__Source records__

┄┄┄┄┄┄┄┄┄┄┄┄┄┄┄┄┄┄┄┄

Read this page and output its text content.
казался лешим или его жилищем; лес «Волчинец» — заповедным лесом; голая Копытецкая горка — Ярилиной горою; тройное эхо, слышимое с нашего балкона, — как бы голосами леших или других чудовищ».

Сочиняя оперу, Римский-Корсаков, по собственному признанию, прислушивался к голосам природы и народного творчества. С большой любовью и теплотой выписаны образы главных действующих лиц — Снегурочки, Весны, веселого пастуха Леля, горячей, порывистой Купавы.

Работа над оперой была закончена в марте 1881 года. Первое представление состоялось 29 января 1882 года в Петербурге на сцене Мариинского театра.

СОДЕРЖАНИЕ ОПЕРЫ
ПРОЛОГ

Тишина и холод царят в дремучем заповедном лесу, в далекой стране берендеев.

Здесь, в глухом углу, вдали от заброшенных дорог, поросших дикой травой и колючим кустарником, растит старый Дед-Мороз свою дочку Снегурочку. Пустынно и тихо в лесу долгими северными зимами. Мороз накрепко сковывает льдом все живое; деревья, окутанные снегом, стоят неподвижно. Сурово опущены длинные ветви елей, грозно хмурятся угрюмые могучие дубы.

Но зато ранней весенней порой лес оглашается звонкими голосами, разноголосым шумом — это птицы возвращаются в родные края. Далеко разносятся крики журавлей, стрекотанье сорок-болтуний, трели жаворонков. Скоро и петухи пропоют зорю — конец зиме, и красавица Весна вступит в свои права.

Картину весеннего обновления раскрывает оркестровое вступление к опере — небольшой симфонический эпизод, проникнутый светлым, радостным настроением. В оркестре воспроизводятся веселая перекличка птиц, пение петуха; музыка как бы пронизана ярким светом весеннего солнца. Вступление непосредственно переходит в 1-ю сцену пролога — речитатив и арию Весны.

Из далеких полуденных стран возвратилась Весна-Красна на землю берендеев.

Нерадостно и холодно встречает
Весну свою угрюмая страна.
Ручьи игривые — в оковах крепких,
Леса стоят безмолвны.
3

┄┄┄┄┄┄┄┄┄┄┄┄┄┄┄┄┄┄┄┄

__Challenge__
Write out every entry verbatim.

__Result__
Read this page and output its text content.
казался лешим или его жилищем; лес «Волчинец» — заповедным лесом; голая Копытецкая горка — Ярилиной горою; тройное эхо, слышимое с нашего балкона, — как бы голосами леших или других чудовищ».

Сочиняя оперу, Римский-Корсаков, по собственному признанию, прислушивался к голосам природы и народного творчества. С большой любовью и теплотой выписаны образы главных действующих лиц — Снегурочки, Весны, веселого пастуха Леля, горячей, порывистой Купавы.

Работа над оперой была закончена в марте 1881 года. Первое представление состоялось 29 января 1882 года в Петербурге на сцене Мариинского театра.

СОДЕРЖАНИЕ ОПЕРЫ
ПРОЛОГ

Тишина и холод царят в дремучем заповедном лесу, в далекой стране берендеев.

Здесь, в глухом углу, вдали от заброшенных дорог, поросших дикой травой и колючим кустарником, растит старый Дед-Мороз свою дочку Снегурочку. Пустынно и тихо в лесу долгими северными зимами. Мороз накрепко сковывает льдом все живое; деревья, окутанные снегом, стоят неподвижно. Сурово опущены длинные ветви елей, грозно хмурятся угрюмые могучие дубы.

Но зато ранней весенней порой лес оглашается звонкими голосами, разноголосым шумом — это птицы возвращаются в родные края. Далеко разносятся крики журавлей, стрекотанье сорок-болтуний, трели жаворонков. Скоро и петухи пропоют зорю — конец зиме, и красавица Весна вступит в свои права.

Картину весеннего обновления раскрывает оркестровое вступление к опере — небольшой симфонический эпизод, проникнутый светлым, радостным настроением. В оркестре воспроизводятся веселая перекличка птиц, пение петуха; музыка как бы пронизана ярким светом весеннего солнца. Вступление непосредственно переходит в 1-ю сцену пролога — речитатив и арию Весны.

Из далеких полуденных стран возвратилась Весна-Красна на землю берендеев.

Нерадостно и холодно встречает
Весну свою угрюмая страна.
Ручьи игривые — в оковах крепких,
Леса стоят безмолвны.
3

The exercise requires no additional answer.